-------- Text

Step 3: Selection of critical sample balancing variables

In theory, too much of any one characteristic (i.e., age, gender, income, education, category affinity, etc.) within a given cell could undermine the accuracy of the entire test by making the respondents in that cell more or less predisposed toward a given stimulus. However, it’s also not feasible to sample-balance on every conceivable characteristic. Therefore, we need to identify a hierarchy of characteristics to balance on based on those that are most likely to impact results.

It usually makes sense to start with behavioral variables such as past category or brand purchasing behavior as they are the factors most likely to influence one’s future purchasing behavior. For example, let’s assume Heinz is testing two new ketchup bottles: Bottle A and Bottle B. It stands to reason that Bottle A would generate greater purchase intent than Bottle B if the respondents assigned to review Bottle A had a higher concentration of ketchup buyers. Likewise, Bottle A would likely generate greater purchase intent than Bottle B if the respondents assigned to Bottle A contained a higher concentration of Heinz buyers. 

It’s worth mentioning that any sample-balancing characteristics based on behavioral questions such as category or brand usage should only be utilized when asked prior to the stimuli’s exposure. Seeing the stimuli before the behavioral questions could influence how a respondent answers the purchase behavior questions, thus rendering those variables unusable for the purpose of sample balancing.

Next come demographic characteristics. Here are some things to consider: Is gender a determining factor in who buys the product? What about geography? Region of the country is often a critical criterion as tastes can vary dramatically based on where someone lives. Income can be a vital characteristic if an item’s cost comes into play. There are no hard and fast rules about which demographic characteristics are included in the sample balancing equation. One needs some knowledge of the category and a measure of common sense to identify the demographic characteristics to be used to create sample balancing targets. 

Step 4: Generating the weights 

The percentages in the Total Concept column will be the weighting targets. Weighting factors for each cell are generated by dividing the target percentage into the actual percentages for each cell. 

The following example uses data from Figure 3 to show how the factors are generated: 

Northeast 

Cell A: 15.6% ÷ 15.9% = 0.981 adjustment factor 

Cell B: 15.6% ÷ 15.4% = 1.013 adjustment factor 

The data processing department then incorporates the adjustment factors into a “best fit” algorithm, which identifies the ideal factor for each respondent which will meet the balancing requirements, while minimizing the amount of weighting required. 

Step 5: Double-checking 

As with any procedure where there are multiple steps, mistakes can happen anywhere along the way. It always makes sense to look for red flags that signal that something has gone wrong during the sample-balancing process. 

While any of the percentages in any given cell may shift up or down due to the applied weights, the percentages in the Total Concepts column should not change as they represent the target percentages (Figure 4). Therefore, we should check the percentages pre- and post-sample balancing to make sure they do not differ. In fact, the pre- and post-percentages should be nearly identical. Variances of more than 0.2 percent between the two suggest there is an error. 

An important step 

The steps provided in this article paint a fairly broad framework on how to conduct sample balancing. The actual process is more nuanced and, as mentioned earlier, beyond the scope of what we can realistically offer here. The key takeaways are 1) that sample balancing is an important step when comparing results when stimuli are being tested and compared across independent (monadic) samples, and 2) that whoever you use to employ the sample-balancing procedure should have the knowledge and experience to implement it correctly.

----------------

• [Assignment] Output the passage of the sample-balancing text from "The percentages in the Total Concept column" up to and including "for each cell.", copied word for word.

-------- Extracted material

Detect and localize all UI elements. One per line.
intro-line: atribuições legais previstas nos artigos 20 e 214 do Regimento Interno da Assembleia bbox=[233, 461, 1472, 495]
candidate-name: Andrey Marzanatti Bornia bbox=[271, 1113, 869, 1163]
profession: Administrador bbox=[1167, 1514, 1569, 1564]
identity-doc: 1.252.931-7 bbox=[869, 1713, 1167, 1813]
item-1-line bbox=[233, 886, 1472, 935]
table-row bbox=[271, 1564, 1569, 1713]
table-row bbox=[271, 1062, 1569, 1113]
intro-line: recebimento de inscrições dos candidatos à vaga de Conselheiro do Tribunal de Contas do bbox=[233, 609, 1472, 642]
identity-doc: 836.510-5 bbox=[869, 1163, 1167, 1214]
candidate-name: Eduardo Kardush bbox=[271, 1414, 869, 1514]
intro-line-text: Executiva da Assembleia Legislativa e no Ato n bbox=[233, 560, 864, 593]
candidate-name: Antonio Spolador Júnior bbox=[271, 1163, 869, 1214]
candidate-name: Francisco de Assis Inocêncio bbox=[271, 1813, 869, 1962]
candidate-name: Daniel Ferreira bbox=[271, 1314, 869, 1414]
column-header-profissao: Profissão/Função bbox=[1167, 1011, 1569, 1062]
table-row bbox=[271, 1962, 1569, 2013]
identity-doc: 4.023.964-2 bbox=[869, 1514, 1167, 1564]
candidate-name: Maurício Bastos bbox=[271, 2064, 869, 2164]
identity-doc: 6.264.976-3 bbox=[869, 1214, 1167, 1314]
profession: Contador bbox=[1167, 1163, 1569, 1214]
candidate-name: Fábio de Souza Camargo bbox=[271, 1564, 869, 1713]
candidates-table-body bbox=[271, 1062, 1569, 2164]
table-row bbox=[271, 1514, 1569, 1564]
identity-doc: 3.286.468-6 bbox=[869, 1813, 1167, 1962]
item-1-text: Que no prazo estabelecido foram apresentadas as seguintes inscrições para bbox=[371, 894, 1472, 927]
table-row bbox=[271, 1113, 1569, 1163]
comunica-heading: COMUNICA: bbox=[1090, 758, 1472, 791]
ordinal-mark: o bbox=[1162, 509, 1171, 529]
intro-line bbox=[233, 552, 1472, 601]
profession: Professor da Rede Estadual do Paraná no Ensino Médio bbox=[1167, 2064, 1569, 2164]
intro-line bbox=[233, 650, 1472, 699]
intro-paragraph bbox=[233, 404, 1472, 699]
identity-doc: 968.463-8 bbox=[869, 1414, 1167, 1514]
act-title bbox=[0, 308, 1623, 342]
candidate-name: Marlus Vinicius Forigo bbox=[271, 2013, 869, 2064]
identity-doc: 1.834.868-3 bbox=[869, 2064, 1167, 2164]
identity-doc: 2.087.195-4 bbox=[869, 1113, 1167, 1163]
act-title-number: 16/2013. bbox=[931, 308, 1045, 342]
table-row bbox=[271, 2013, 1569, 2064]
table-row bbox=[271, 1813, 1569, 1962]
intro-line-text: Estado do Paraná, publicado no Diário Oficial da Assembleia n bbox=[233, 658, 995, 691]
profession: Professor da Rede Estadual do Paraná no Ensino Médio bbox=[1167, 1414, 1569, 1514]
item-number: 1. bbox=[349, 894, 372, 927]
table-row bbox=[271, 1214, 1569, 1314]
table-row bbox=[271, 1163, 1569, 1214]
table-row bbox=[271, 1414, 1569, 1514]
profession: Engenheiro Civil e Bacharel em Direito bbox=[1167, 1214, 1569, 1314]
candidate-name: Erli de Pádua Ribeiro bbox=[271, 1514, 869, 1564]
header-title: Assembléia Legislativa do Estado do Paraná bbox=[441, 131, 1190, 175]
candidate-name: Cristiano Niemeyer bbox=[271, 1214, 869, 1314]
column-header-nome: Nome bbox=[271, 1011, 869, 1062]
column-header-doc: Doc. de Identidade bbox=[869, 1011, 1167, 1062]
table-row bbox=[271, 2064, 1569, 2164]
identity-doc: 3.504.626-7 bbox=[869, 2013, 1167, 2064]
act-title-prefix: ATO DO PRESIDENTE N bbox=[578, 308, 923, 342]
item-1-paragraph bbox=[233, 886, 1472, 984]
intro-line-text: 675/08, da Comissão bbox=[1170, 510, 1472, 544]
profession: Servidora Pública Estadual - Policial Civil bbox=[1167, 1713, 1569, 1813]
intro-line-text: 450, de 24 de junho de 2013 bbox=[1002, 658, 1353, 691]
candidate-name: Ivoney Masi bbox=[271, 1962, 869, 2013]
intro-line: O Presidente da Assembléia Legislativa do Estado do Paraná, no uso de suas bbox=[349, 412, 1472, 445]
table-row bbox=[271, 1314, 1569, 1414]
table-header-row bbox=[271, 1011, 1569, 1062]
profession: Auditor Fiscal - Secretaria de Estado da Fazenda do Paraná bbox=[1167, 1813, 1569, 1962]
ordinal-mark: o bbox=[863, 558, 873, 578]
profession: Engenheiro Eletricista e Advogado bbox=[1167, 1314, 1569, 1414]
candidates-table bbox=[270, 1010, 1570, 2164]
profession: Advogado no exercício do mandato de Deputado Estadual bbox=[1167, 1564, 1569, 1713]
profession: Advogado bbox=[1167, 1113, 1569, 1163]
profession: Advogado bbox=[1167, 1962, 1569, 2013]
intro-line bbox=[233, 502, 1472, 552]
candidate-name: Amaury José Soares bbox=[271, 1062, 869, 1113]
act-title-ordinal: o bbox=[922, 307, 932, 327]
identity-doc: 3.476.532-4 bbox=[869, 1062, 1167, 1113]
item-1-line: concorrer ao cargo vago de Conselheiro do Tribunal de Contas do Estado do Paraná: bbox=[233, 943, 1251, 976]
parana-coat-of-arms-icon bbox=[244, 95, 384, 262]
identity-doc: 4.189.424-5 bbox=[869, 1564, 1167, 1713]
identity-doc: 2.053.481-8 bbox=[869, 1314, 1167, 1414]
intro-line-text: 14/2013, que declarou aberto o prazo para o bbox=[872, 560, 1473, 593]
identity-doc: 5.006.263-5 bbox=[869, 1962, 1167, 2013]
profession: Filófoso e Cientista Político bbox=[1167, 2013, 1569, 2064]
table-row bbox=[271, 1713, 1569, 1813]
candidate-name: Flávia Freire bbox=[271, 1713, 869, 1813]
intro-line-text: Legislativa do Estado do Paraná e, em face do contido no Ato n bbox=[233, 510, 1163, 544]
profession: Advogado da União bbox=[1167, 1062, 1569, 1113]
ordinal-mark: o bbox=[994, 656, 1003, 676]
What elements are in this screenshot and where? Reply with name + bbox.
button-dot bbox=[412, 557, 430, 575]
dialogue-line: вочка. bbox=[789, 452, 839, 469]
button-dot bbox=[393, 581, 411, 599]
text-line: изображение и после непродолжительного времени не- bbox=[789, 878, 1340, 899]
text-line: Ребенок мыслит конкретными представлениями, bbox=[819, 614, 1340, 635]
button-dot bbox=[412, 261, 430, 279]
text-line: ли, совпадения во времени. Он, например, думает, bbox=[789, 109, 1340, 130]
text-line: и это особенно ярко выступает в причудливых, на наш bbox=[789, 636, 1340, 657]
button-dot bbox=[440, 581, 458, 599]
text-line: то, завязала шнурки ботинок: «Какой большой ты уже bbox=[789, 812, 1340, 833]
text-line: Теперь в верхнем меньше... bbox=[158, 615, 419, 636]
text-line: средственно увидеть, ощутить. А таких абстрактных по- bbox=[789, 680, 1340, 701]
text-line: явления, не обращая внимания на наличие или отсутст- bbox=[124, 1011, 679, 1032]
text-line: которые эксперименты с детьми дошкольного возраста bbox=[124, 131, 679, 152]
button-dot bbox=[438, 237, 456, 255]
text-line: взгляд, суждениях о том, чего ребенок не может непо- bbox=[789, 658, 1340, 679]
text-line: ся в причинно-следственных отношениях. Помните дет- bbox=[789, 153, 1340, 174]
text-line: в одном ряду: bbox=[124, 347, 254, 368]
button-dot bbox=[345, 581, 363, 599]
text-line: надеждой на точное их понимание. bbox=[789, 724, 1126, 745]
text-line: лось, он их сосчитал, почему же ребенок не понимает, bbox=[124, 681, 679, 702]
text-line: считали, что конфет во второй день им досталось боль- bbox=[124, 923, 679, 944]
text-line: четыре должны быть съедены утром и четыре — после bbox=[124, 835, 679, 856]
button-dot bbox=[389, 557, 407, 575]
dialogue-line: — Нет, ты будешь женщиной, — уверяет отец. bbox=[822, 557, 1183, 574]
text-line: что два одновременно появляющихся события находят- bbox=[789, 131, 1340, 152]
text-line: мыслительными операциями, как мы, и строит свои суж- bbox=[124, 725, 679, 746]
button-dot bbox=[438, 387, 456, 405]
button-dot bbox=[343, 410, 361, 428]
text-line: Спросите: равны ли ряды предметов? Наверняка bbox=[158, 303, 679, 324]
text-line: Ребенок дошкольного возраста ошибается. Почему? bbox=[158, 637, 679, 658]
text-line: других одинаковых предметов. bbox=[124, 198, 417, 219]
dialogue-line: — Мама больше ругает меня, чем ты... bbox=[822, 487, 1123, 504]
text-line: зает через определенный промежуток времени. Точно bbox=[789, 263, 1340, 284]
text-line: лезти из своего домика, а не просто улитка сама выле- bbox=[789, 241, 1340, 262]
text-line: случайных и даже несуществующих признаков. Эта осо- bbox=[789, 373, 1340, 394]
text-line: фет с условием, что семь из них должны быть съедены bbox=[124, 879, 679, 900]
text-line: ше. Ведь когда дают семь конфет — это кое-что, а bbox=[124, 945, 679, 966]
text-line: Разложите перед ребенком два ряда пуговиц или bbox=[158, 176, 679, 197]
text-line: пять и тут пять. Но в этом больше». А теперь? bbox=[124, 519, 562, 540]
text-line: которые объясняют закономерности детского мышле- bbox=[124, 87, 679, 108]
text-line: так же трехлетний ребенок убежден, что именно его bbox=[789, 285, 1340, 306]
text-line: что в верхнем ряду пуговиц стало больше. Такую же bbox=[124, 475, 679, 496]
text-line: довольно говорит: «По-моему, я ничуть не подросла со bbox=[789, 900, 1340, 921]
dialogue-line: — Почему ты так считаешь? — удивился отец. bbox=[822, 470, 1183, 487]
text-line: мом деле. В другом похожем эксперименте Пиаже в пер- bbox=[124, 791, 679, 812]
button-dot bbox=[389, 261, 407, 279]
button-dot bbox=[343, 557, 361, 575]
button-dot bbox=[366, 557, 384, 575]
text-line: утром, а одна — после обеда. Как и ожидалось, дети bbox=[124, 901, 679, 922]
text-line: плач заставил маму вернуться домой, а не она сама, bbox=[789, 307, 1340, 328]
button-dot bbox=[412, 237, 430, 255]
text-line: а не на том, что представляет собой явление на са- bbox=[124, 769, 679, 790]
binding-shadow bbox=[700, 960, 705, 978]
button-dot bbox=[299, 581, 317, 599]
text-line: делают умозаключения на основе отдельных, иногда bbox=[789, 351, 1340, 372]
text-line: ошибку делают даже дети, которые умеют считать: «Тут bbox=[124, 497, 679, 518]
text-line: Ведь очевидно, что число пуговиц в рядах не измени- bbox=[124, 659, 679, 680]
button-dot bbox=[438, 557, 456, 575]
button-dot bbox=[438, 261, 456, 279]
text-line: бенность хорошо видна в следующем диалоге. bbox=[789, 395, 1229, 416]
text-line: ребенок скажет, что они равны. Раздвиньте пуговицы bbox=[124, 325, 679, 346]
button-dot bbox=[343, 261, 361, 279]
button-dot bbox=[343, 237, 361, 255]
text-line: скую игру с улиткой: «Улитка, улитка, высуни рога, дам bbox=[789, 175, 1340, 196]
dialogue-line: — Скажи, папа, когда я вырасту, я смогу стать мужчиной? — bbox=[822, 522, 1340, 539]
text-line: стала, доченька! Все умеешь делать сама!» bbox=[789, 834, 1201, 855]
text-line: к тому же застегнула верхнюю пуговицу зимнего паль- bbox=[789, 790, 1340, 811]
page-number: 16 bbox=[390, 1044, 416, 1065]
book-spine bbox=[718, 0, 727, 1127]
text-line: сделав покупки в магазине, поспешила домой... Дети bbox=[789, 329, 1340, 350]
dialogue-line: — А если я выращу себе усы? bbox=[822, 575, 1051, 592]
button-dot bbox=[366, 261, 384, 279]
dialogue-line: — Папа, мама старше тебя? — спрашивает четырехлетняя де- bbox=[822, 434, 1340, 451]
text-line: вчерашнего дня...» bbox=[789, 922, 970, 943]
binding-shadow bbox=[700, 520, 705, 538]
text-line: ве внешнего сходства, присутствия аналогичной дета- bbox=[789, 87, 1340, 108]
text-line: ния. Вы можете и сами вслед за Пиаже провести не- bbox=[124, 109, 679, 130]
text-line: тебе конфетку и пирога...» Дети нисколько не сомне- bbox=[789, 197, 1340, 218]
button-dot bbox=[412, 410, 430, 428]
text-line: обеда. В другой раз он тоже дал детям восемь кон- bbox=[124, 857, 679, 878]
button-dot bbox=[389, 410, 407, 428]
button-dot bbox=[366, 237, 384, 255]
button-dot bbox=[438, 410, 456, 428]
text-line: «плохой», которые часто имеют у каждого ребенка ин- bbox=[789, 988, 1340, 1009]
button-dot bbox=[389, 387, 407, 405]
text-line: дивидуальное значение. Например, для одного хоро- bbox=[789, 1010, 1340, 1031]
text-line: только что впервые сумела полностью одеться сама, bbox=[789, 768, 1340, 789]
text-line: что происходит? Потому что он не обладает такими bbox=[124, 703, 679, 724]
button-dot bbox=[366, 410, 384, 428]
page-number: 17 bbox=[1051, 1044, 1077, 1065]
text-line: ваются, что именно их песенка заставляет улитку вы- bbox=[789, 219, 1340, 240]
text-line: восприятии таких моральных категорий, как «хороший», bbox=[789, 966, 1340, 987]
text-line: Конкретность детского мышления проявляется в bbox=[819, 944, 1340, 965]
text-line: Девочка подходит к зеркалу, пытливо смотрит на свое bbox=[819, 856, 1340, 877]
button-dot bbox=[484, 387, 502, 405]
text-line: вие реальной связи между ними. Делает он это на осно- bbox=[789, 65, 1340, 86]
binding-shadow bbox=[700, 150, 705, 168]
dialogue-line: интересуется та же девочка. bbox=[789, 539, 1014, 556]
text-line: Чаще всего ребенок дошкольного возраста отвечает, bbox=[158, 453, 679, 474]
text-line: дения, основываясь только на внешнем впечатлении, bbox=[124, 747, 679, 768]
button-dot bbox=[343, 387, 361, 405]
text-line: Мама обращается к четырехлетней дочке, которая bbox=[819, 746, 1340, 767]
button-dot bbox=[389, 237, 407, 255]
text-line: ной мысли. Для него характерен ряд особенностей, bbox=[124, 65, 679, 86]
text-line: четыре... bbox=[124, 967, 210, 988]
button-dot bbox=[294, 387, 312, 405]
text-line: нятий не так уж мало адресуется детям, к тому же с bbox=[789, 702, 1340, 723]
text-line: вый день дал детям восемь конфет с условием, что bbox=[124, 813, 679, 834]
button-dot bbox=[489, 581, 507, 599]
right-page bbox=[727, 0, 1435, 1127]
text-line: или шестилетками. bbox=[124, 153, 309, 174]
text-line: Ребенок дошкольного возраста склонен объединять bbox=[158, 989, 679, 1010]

----------------

• [Exercise response]
The percentages in the Total Concept column will be the weighting targets. Weighting factors for each cell are generated by dividing the target percentage into the actual percentages for each cell.